> Exercise instructions:
Repeat the material exactly, every line of it.

> Data for this exercise:
-- start --

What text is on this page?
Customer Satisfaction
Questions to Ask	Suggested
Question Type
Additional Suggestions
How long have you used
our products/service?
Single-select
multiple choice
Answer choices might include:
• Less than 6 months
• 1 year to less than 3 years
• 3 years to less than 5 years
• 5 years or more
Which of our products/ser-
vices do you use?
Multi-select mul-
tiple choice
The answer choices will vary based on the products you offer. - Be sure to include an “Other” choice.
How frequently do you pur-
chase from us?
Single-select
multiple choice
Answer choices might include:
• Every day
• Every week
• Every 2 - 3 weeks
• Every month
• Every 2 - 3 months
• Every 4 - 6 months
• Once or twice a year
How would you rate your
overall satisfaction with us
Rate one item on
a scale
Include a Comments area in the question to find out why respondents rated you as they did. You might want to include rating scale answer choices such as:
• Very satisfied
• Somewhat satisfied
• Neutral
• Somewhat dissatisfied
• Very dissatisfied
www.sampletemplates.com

-- end --

> Solution to the exercise:
What text is on this page?
Customer Satisfaction
Questions to Ask	Suggested
Question Type
Additional Suggestions
How long have you used
our products/service?
Single-select
multiple choice
Answer choices might include:
• Less than 6 months
• 1 year to less than 3 years
• 3 years to less than 5 years
• 5 years or more
Which of our products/ser-
vices do you use?
Multi-select mul-
tiple choice
The answer choices will vary based on the products you offer. - Be sure to include an “Other” choice.
How frequently do you pur-
chase from us?
Single-select
multiple choice
Answer choices might include:
• Every day
• Every week
• Every 2 - 3 weeks
• Every month
• Every 2 - 3 months
• Every 4 - 6 months
• Once or twice a year
How would you rate your
overall satisfaction with us
Rate one item on
a scale
Include a Comments area in the question to find out why respondents rated you as they did. You might want to include rating scale answer choices such as:
• Very satisfied
• Somewhat satisfied
• Neutral
• Somewhat dissatisfied
• Very dissatisfied
www.sampletemplates.com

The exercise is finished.